## Collected data entries
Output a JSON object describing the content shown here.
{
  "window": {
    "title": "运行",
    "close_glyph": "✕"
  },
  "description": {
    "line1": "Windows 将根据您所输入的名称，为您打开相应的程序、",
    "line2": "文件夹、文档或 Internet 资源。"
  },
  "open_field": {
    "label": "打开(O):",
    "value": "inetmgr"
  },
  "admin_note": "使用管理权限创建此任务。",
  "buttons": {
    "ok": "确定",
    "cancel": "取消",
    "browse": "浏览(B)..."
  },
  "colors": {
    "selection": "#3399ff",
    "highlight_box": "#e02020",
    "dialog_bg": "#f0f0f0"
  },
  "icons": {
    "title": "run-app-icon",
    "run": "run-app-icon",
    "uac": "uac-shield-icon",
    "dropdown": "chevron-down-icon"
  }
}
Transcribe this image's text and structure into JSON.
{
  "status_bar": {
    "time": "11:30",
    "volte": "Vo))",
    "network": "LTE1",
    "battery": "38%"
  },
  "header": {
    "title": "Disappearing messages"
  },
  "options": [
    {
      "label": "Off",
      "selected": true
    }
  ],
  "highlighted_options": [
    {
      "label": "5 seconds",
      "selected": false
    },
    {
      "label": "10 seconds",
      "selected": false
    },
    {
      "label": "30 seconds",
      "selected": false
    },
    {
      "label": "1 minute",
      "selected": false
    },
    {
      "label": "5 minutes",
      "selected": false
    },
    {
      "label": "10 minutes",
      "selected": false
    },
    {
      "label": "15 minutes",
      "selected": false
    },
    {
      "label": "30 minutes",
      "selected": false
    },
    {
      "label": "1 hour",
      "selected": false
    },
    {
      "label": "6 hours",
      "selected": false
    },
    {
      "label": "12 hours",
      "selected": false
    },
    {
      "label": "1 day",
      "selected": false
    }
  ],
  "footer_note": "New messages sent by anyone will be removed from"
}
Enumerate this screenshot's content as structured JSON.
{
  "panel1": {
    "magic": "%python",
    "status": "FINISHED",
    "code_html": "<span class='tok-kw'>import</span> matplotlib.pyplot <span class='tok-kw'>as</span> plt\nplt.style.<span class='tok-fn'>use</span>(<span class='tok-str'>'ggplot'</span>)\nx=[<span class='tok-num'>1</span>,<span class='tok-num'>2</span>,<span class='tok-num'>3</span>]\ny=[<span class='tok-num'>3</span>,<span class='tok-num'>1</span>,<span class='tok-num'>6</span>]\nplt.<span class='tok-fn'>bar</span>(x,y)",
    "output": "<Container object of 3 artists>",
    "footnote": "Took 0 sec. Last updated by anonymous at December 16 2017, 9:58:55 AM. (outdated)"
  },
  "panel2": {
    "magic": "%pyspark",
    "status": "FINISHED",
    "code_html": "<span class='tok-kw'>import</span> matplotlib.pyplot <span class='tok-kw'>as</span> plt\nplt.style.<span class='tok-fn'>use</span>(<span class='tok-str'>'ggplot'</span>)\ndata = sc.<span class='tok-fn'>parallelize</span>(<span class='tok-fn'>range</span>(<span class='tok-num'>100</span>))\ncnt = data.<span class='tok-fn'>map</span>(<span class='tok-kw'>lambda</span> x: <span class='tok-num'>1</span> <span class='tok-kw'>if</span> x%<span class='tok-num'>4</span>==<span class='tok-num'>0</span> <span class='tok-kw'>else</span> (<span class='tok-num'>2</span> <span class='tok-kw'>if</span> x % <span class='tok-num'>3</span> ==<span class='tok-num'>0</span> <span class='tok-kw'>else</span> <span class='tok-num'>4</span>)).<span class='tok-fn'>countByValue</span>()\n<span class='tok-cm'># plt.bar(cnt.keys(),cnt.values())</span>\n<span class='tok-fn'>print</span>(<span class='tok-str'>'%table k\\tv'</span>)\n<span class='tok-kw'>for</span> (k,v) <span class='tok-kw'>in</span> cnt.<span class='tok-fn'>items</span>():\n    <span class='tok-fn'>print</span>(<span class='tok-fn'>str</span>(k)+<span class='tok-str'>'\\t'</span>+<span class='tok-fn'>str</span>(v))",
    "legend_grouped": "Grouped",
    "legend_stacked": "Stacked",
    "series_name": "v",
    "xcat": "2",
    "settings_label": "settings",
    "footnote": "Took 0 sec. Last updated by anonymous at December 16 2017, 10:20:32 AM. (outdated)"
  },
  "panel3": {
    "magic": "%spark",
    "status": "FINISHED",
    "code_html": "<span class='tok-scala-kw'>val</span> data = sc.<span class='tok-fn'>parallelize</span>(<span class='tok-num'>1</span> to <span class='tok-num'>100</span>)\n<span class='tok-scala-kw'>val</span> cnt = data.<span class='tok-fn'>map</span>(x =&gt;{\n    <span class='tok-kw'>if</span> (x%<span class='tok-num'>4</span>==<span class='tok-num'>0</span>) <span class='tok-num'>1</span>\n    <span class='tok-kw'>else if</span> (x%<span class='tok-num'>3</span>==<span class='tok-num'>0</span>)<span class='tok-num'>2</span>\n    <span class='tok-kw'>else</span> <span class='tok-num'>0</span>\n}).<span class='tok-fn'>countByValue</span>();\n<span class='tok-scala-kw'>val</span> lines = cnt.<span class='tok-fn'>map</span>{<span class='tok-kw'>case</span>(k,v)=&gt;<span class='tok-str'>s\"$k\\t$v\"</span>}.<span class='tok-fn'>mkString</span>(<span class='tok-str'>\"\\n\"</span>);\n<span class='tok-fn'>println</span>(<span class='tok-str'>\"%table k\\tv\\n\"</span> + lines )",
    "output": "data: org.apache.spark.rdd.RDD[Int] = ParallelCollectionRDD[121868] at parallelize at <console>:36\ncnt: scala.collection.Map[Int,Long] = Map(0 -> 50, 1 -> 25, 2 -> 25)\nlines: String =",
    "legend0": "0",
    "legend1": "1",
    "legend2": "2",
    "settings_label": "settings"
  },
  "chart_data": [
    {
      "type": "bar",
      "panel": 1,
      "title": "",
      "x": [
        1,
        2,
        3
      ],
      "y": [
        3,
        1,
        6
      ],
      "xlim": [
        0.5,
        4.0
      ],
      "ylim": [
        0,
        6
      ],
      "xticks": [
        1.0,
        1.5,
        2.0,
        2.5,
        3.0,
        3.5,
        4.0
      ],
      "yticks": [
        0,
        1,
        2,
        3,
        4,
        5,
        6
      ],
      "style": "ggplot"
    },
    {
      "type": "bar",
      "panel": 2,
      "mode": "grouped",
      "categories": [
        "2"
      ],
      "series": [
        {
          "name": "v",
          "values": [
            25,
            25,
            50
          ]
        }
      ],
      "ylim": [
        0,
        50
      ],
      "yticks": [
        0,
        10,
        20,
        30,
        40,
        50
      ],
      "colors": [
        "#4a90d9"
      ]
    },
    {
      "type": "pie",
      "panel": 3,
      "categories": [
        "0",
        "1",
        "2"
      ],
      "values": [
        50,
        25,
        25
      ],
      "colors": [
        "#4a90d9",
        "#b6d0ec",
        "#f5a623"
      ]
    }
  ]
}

## Stated problem
Your answer should be a single number: the count of lines containing the word "this".

## The response
2